◆ Stored records ◆
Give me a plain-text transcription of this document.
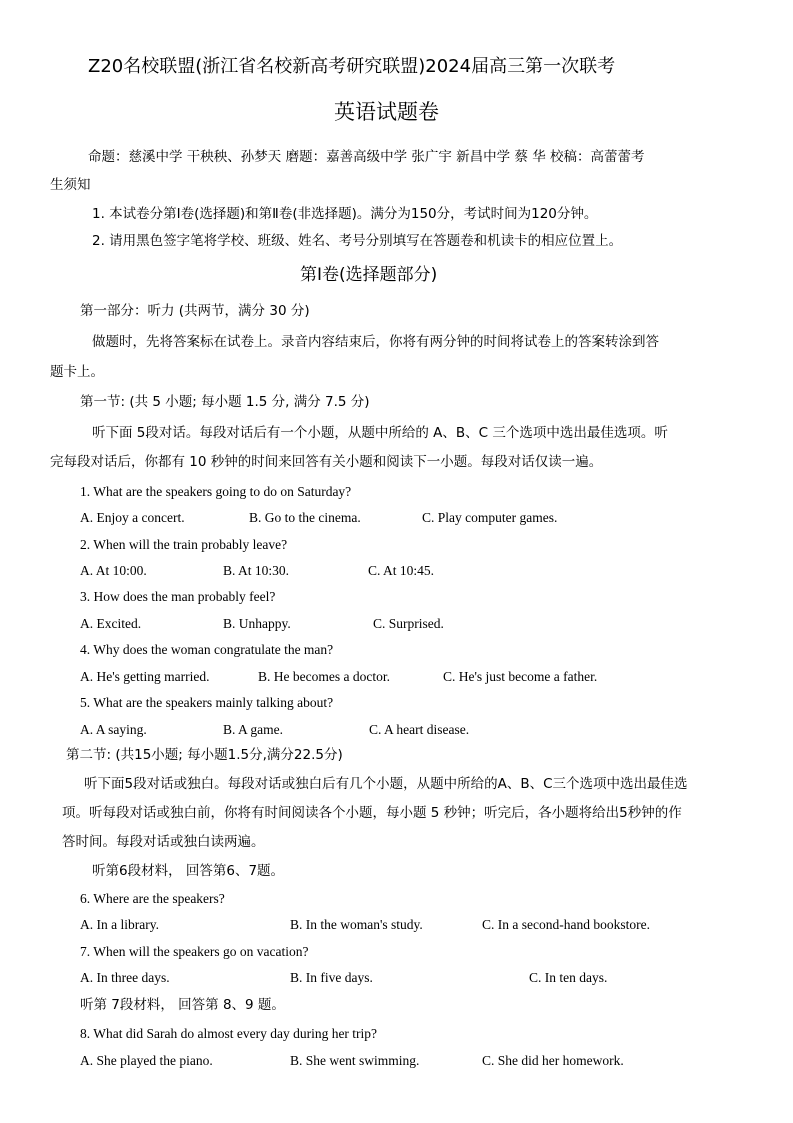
Z20名校联盟(浙江省名校新高考研究联盟)2024届高三第一次联考
英语试题卷
命题：慈溪中学 干秧秧、孙梦天 磨题：嘉善高级中学 张广宇 新昌中学 蔡 华 校稿：高蕾蕾考
生须知
1. 本试卷分第Ⅰ卷(选择题)和第Ⅱ卷(非选择题)。满分为150分，考试时间为120分钟。
2. 请用黑色签字笔将学校、班级、姓名、考号分别填写在答题卷和机读卡的相应位置上。
第Ⅰ卷(选择题部分)
第一部分：听力 (共两节，满分 30 分)
做题时，先将答案标在试卷上。录音内容结束后，你将有两分钟的时间将试卷上的答案转涂到答
题卡上。
第一节: (共 5 小题; 每小题 1.5 分, 满分 7.5 分)
听下面 5段对话。每段对话后有一个小题，从题中所给的 A、B、C 三个选项中选出最佳选项。听
完每段对话后，你都有 10 秒钟的时间来回答有关小题和阅读下一小题。每段对话仅读一遍。
1. What are the speakers going to do on Saturday?
A. Enjoy a concert.	B. Go to the cinema.	C. Play computer games.
2. When will the train probably leave?
A. At 10:00.	B. At 10:30.	C. At 10:45.
3. How does the man probably feel?
A. Excited.	B. Unhappy.	C. Surprised.
4. Why does the woman congratulate the man?
A. He's getting married.	B. He becomes a doctor.	C. He's just become a father.
5. What are the speakers mainly talking about?
A. A saying.	B. A game.	C. A heart disease.
第二节: (共15小题; 每小题1.5分,满分22.5分)
听下面5段对话或独白。每段对话或独白后有几个小题，从题中所给的A、B、C三个选项中选出最佳选
项。听每段对话或独白前，你将有时间阅读各个小题，每小题 5 秒钟；听完后，各小题将给出5秒钟的作
答时间。每段对话或独白读两遍。
听第6段材料， 回答第6、7题。
6. Where are the speakers?
A. In a library.	B. In the woman's study.	C. In a second-hand bookstore.
7. When will the speakers go on vacation?
A. In three days.	B. In five days.	C. In ten days.
听第 7段材料， 回答第 8、9 题。
8. What did Sarah do almost every day during her trip?
A. She played the piano.	B. She went swimming.	C. She did her homework.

◆ YOUR TASK ◆
Give the number of lines that carry the word "When", with nothing added.

◆ COMPLETED EXERCISE ◆
2